▸ Short exercise
Set down each entry exactly as given; pictures should not appear in the copy.

▸ Given records
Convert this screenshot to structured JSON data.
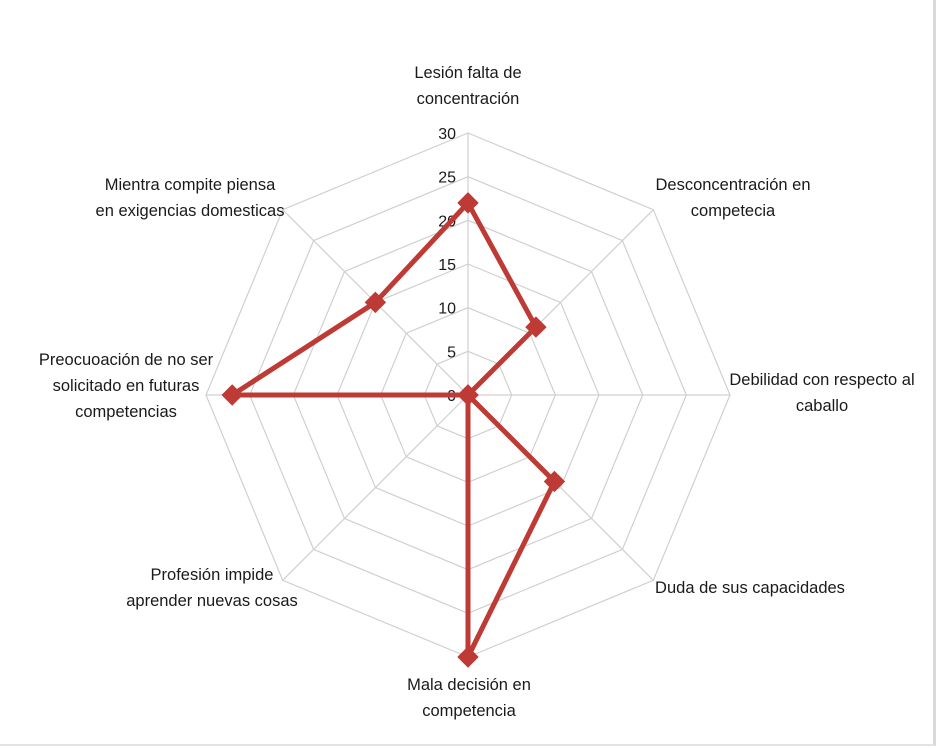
{
  "chart_data": {
    "type": "radar",
    "title": "",
    "rmin": 0,
    "rmax": 30,
    "ticks": [
      "0",
      "5",
      "10",
      "15",
      "20",
      "25",
      "30"
    ],
    "grid": true,
    "legend": "none",
    "categories": [
      [
        "Lesión falta de",
        "concentración"
      ],
      [
        "Desconcentración en",
        "competecia"
      ],
      [
        "Debilidad con respecto al",
        "caballo"
      ],
      [
        "Duda de sus capacidades"
      ],
      [
        "Mala decisión en",
        "competencia"
      ],
      [
        "Profesión impide",
        "aprender nuevas cosas"
      ],
      [
        "Preocuoación de no ser",
        "solicitado en futuras",
        "competencias"
      ],
      [
        "Mientra compite piensa",
        "en exigencias domesticas"
      ]
    ],
    "series": [
      {
        "values": [
          22,
          11,
          0,
          14,
          30,
          0,
          27,
          15
        ],
        "color": "#be3a35"
      }
    ]
  }
}
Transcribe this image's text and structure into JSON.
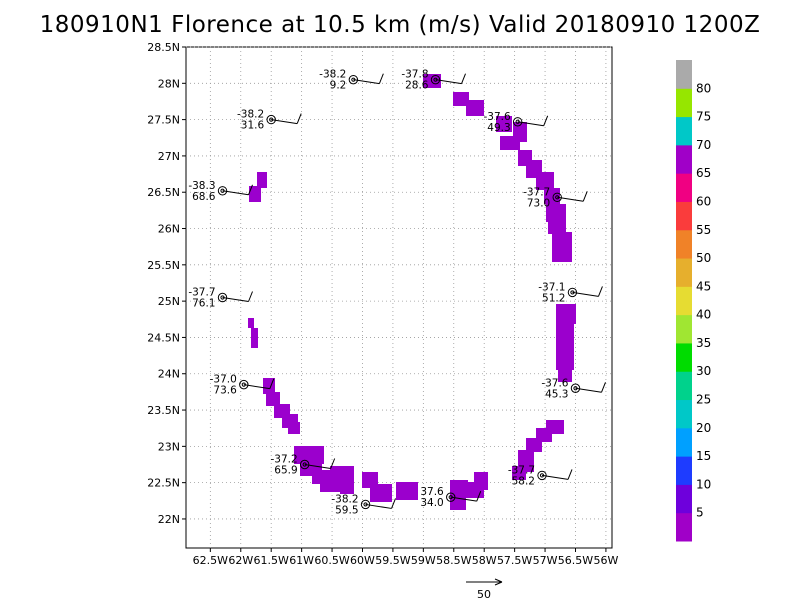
{
  "title": "180910N1 Florence at 10.5 km (m/s) Valid 20180910  1200Z",
  "chart_data": {
    "type": "scatter",
    "title": "180910N1 Florence at 10.5 km (m/s) Valid 20180910  1200Z",
    "x_ticks": [
      -62.5,
      -62,
      -61.5,
      -61,
      -60.5,
      -60,
      -59.5,
      -59,
      -58.5,
      -58,
      -57.5,
      -57,
      -56.5,
      -56
    ],
    "x_tick_labels": [
      "62.5W",
      "62W",
      "61.5W",
      "61W",
      "60.5W",
      "60W",
      "59.5W",
      "59W",
      "58.5W",
      "58W",
      "57.5W",
      "57W",
      "56.5W",
      "56W"
    ],
    "y_ticks": [
      22,
      22.5,
      23,
      23.5,
      24,
      24.5,
      25,
      25.5,
      26,
      26.5,
      27,
      27.5,
      28,
      28.5
    ],
    "y_tick_labels": [
      "22N",
      "22.5N",
      "23N",
      "23.5N",
      "24N",
      "24.5N",
      "25N",
      "25.5N",
      "26N",
      "26.5N",
      "27N",
      "27.5N",
      "28N",
      "28.5N"
    ],
    "xlim": [
      -62.9,
      -55.9
    ],
    "ylim": [
      21.6,
      28.5
    ],
    "grid": true,
    "colorbar": {
      "labels": [
        "5",
        "10",
        "15",
        "20",
        "25",
        "30",
        "35",
        "40",
        "45",
        "50",
        "55",
        "60",
        "65",
        "70",
        "75",
        "80"
      ],
      "colors": [
        "#a000c8",
        "#6e00dc",
        "#1e3cff",
        "#00a0ff",
        "#00c8c8",
        "#00d28c",
        "#00dc00",
        "#a0e632",
        "#e6dc32",
        "#e6af2d",
        "#f08228",
        "#fa3c3c",
        "#f00082",
        "#a000c8",
        "#00c8c8",
        "#96e600",
        "#aaaaaa"
      ]
    },
    "observations": [
      {
        "lon": -60.15,
        "lat": 28.05,
        "t": "-38.2",
        "w": "9.2"
      },
      {
        "lon": -58.8,
        "lat": 28.05,
        "t": "-37.8",
        "w": "28.6"
      },
      {
        "lon": -61.5,
        "lat": 27.5,
        "t": "-38.2",
        "w": "31.6"
      },
      {
        "lon": -57.45,
        "lat": 27.47,
        "t": "-37.6",
        "w": "49.3"
      },
      {
        "lon": -62.3,
        "lat": 26.52,
        "t": "-38.3",
        "w": "68.6"
      },
      {
        "lon": -56.8,
        "lat": 26.43,
        "t": "-37.7",
        "w": "73.0"
      },
      {
        "lon": -62.3,
        "lat": 25.05,
        "t": "-37.7",
        "w": "76.1"
      },
      {
        "lon": -56.55,
        "lat": 25.12,
        "t": "-37.1",
        "w": "51.2"
      },
      {
        "lon": -61.95,
        "lat": 23.85,
        "t": "-37.0",
        "w": "73.6"
      },
      {
        "lon": -56.5,
        "lat": 23.8,
        "t": "-37.6",
        "w": "45.3"
      },
      {
        "lon": -60.95,
        "lat": 22.75,
        "t": "-37.2",
        "w": "65.9"
      },
      {
        "lon": -57.05,
        "lat": 22.6,
        "t": "-37.7",
        "w": "58.2"
      },
      {
        "lon": -59.95,
        "lat": 22.2,
        "t": "-38.2",
        "w": "59.5"
      },
      {
        "lon": -58.55,
        "lat": 22.3,
        "t": "37.6",
        "w": "34.0"
      }
    ],
    "reference_vector": {
      "label": "50"
    }
  }
}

▸ Result
Convert this screenshot to structured JSON data.
{
  "chart_data": {
    "type": "radar",
    "title": "",
    "rmin": 0,
    "rmax": 30,
    "ticks": [
      "0",
      "5",
      "10",
      "15",
      "20",
      "25",
      "30"
    ],
    "grid": true,
    "legend": "none",
    "categories": [
      [
        "Lesión falta de",
        "concentración"
      ],
      [
        "Desconcentración en",
        "competecia"
      ],
      [
        "Debilidad con respecto al",
        "caballo"
      ],
      [
        "Duda de sus capacidades"
      ],
      [
        "Mala decisión en",
        "competencia"
      ],
      [
        "Profesión impide",
        "aprender nuevas cosas"
      ],
      [
        "Preocuoación de no ser",
        "solicitado en futuras",
        "competencias"
      ],
      [
        "Mientra compite piensa",
        "en exigencias domesticas"
      ]
    ],
    "series": [
      {
        "values": [
          22,
          11,
          0,
          14,
          30,
          0,
          27,
          15
        ],
        "color": "#be3a35"
      }
    ]
  }
}
Transcribe this image's text and structure into JSON.
{
  "title": "180910N1 Florence at 10.5 km (m/s) Valid 20180910  1200Z",
  "chart_data": {
    "type": "scatter",
    "title": "180910N1 Florence at 10.5 km (m/s) Valid 20180910  1200Z",
    "x_ticks": [
      -62.5,
      -62,
      -61.5,
      -61,
      -60.5,
      -60,
      -59.5,
      -59,
      -58.5,
      -58,
      -57.5,
      -57,
      -56.5,
      -56
    ],
    "x_tick_labels": [
      "62.5W",
      "62W",
      "61.5W",
      "61W",
      "60.5W",
      "60W",
      "59.5W",
      "59W",
      "58.5W",
      "58W",
      "57.5W",
      "57W",
      "56.5W",
      "56W"
    ],
    "y_ticks": [
      22,
      22.5,
      23,
      23.5,
      24,
      24.5,
      25,
      25.5,
      26,
      26.5,
      27,
      27.5,
      28,
      28.5
    ],
    "y_tick_labels": [
      "22N",
      "22.5N",
      "23N",
      "23.5N",
      "24N",
      "24.5N",
      "25N",
      "25.5N",
      "26N",
      "26.5N",
      "27N",
      "27.5N",
      "28N",
      "28.5N"
    ],
    "xlim": [
      -62.9,
      -55.9
    ],
    "ylim": [
      21.6,
      28.5
    ],
    "grid": true,
    "colorbar": {
      "labels": [
        "5",
        "10",
        "15",
        "20",
        "25",
        "30",
        "35",
        "40",
        "45",
        "50",
        "55",
        "60",
        "65",
        "70",
        "75",
        "80"
      ],
      "colors": [
        "#a000c8",
        "#6e00dc",
        "#1e3cff",
        "#00a0ff",
        "#00c8c8",
        "#00d28c",
        "#00dc00",
        "#a0e632",
        "#e6dc32",
        "#e6af2d",
        "#f08228",
        "#fa3c3c",
        "#f00082",
        "#a000c8",
        "#00c8c8",
        "#96e600",
        "#aaaaaa"
      ]
    },
    "observations": [
      {
        "lon": -60.15,
        "lat": 28.05,
        "t": "-38.2",
        "w": "9.2"
      },
      {
        "lon": -58.8,
        "lat": 28.05,
        "t": "-37.8",
        "w": "28.6"
      },
      {
        "lon": -61.5,
        "lat": 27.5,
        "t": "-38.2",
        "w": "31.6"
      },
      {
        "lon": -57.45,
        "lat": 27.47,
        "t": "-37.6",
        "w": "49.3"
      },
      {
        "lon": -62.3,
        "lat": 26.52,
        "t": "-38.3",
        "w": "68.6"
      },
      {
        "lon": -56.8,
        "lat": 26.43,
        "t": "-37.7",
        "w": "73.0"
      },
      {
        "lon": -62.3,
        "lat": 25.05,
        "t": "-37.7",
        "w": "76.1"
      },
      {
        "lon": -56.55,
        "lat": 25.12,
        "t": "-37.1",
        "w": "51.2"
      },
      {
        "lon": -61.95,
        "lat": 23.85,
        "t": "-37.0",
        "w": "73.6"
      },
      {
        "lon": -56.5,
        "lat": 23.8,
        "t": "-37.6",
        "w": "45.3"
      },
      {
        "lon": -60.95,
        "lat": 22.75,
        "t": "-37.2",
        "w": "65.9"
      },
      {
        "lon": -57.05,
        "lat": 22.6,
        "t": "-37.7",
        "w": "58.2"
      },
      {
        "lon": -59.95,
        "lat": 22.2,
        "t": "-38.2",
        "w": "59.5"
      },
      {
        "lon": -58.55,
        "lat": 22.3,
        "t": "37.6",
        "w": "34.0"
      }
    ],
    "reference_vector": {
      "label": "50"
    }
  }
}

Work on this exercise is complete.